### EXTRACTED MATERIAL

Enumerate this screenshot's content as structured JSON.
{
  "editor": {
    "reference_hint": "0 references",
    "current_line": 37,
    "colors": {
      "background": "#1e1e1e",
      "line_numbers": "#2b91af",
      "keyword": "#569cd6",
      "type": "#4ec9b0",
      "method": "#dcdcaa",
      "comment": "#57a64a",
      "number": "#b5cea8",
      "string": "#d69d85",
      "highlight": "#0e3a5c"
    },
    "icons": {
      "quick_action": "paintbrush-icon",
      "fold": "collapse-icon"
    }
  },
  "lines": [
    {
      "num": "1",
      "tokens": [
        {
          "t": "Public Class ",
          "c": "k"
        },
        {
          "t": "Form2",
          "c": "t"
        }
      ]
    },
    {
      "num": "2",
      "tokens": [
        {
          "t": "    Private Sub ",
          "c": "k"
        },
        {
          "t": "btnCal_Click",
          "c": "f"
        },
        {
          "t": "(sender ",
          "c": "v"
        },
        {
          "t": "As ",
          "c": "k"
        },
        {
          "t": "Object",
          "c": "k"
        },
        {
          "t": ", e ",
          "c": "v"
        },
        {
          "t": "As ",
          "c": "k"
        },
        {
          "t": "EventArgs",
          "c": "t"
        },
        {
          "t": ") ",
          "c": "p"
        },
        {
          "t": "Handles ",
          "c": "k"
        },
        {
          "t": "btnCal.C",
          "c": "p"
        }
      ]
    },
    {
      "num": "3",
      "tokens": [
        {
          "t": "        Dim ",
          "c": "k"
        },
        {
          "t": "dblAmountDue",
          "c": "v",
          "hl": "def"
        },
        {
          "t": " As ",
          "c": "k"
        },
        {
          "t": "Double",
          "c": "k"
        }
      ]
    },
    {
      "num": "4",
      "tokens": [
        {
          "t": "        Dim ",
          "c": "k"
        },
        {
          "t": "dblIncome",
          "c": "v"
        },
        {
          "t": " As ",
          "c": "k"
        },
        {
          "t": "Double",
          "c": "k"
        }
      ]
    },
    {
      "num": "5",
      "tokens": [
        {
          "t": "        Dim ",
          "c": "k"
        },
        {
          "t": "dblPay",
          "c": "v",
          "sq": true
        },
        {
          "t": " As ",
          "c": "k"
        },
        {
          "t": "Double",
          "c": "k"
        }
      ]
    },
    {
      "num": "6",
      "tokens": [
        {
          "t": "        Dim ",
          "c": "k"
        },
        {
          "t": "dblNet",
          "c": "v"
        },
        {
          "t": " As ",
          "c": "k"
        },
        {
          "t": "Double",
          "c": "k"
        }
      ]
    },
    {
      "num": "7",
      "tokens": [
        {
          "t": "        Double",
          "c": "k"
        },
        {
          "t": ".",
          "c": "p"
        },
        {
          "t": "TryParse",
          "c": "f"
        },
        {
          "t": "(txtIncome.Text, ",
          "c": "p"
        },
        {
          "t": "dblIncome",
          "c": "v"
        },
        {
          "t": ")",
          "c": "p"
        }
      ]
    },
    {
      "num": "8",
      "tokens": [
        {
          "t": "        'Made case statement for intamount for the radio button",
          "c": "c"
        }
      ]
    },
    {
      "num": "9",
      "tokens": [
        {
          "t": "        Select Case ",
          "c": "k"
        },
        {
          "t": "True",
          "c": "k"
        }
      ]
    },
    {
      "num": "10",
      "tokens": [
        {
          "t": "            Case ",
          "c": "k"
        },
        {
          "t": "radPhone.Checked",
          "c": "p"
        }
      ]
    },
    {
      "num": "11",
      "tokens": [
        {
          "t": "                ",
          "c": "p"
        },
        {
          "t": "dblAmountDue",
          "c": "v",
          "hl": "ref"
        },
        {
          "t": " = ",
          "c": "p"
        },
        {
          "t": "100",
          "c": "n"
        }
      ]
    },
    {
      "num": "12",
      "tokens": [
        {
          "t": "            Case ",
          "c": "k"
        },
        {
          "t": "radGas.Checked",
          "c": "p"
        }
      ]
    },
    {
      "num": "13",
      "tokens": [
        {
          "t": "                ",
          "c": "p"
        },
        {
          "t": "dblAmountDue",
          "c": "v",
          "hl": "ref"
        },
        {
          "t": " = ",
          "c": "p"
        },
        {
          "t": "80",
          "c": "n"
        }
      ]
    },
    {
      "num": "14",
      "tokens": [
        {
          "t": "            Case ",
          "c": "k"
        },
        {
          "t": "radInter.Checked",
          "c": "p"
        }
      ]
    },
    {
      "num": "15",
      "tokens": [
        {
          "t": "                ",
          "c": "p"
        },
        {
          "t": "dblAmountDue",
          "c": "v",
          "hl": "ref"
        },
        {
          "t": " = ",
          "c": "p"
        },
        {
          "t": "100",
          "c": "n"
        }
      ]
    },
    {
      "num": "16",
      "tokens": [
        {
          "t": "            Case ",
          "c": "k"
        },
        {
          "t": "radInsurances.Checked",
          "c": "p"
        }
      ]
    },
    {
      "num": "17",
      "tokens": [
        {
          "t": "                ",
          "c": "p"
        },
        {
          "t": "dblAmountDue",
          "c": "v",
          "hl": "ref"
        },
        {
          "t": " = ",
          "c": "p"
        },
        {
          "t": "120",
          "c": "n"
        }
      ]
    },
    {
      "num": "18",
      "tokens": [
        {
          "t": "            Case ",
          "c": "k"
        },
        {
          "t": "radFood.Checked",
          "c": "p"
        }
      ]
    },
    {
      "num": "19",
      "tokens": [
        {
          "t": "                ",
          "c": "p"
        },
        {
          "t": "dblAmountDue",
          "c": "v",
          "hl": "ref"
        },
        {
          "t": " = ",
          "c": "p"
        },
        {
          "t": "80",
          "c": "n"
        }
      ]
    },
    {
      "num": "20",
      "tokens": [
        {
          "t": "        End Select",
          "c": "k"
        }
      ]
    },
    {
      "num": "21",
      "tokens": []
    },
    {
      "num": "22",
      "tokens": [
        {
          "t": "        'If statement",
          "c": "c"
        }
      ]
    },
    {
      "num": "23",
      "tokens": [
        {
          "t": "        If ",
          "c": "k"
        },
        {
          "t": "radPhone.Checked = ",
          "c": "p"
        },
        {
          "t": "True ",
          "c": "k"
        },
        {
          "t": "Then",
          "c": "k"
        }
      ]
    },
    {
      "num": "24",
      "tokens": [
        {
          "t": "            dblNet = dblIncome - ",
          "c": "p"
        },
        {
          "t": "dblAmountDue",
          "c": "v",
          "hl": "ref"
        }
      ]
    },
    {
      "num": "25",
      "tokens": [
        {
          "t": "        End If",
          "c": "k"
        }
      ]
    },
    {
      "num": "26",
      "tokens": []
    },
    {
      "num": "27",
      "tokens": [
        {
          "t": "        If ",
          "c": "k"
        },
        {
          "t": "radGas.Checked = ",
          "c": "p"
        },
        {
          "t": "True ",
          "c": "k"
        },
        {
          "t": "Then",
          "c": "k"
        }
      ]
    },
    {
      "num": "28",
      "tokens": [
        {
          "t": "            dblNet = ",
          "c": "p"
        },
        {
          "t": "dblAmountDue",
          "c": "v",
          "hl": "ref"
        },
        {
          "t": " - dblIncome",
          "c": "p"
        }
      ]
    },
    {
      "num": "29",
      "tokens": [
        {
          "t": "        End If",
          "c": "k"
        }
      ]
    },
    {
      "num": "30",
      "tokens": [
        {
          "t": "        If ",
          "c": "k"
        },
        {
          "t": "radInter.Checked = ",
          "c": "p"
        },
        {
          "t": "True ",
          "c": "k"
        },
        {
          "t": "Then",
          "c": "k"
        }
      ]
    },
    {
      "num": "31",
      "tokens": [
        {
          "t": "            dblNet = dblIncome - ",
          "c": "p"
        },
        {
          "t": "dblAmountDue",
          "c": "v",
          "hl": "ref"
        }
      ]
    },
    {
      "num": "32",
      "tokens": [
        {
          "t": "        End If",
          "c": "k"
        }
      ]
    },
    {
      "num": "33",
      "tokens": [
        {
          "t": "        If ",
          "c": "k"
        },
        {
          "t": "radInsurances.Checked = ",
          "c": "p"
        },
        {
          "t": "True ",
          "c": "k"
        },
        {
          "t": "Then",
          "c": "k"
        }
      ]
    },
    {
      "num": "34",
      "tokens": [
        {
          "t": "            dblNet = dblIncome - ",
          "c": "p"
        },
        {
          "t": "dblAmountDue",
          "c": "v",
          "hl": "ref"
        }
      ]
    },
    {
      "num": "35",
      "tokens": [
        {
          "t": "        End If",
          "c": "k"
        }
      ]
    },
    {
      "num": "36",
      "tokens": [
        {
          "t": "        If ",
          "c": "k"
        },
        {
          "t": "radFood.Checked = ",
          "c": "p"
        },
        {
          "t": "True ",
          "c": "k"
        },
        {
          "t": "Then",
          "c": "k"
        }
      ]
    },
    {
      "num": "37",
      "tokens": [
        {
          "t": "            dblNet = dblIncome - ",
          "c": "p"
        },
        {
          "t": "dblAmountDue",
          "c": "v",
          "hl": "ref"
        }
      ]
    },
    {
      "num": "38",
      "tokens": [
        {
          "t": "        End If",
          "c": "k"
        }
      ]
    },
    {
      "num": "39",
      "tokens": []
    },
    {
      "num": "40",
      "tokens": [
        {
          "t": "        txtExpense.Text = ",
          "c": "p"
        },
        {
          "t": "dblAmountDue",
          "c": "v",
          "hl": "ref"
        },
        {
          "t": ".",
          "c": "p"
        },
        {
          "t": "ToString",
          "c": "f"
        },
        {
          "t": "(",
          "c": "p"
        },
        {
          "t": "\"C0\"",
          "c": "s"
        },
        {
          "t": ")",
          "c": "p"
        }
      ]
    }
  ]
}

######
### EXTRACTED MATERIAL

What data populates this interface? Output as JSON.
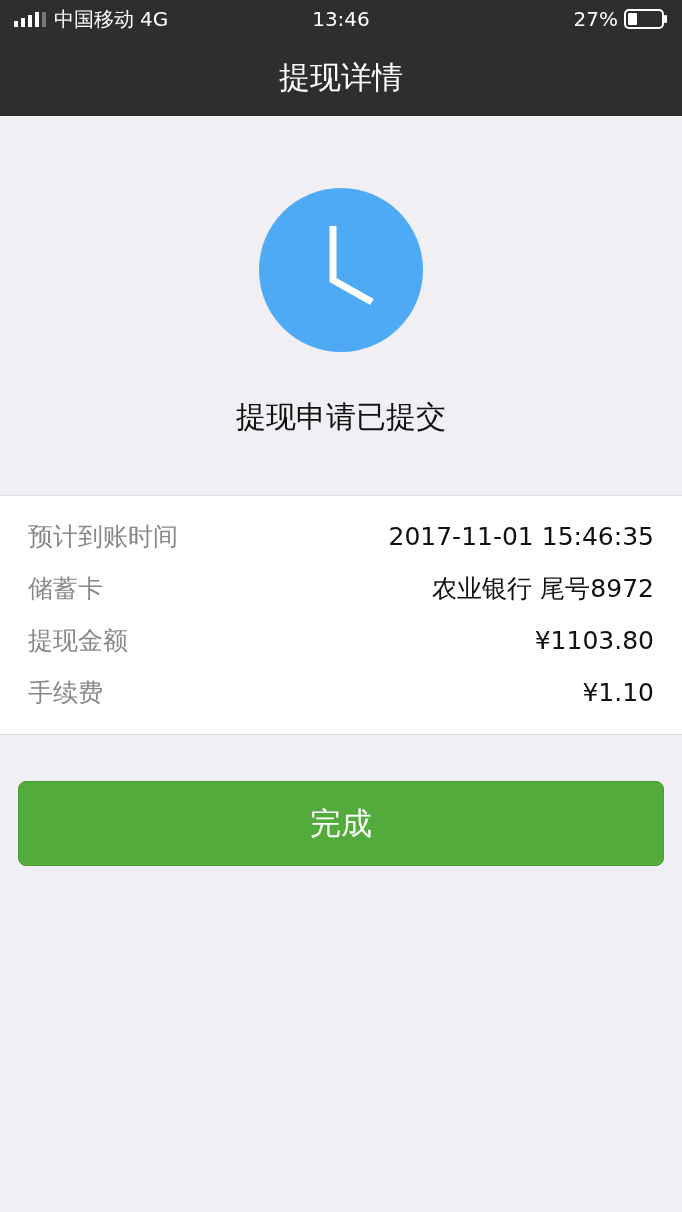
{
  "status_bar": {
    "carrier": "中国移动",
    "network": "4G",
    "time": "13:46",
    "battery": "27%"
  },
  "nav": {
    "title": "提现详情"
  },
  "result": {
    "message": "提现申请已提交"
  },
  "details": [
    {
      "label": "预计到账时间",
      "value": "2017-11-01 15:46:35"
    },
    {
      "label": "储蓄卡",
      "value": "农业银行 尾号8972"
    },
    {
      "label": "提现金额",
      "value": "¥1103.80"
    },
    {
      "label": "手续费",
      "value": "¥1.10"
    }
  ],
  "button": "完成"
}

######

• _PROBLEM TO WORK ON_
Count how many lines of the data include the word "radFood". Your reply should be that number alone.

• _EXERCISE RESPONSE_
2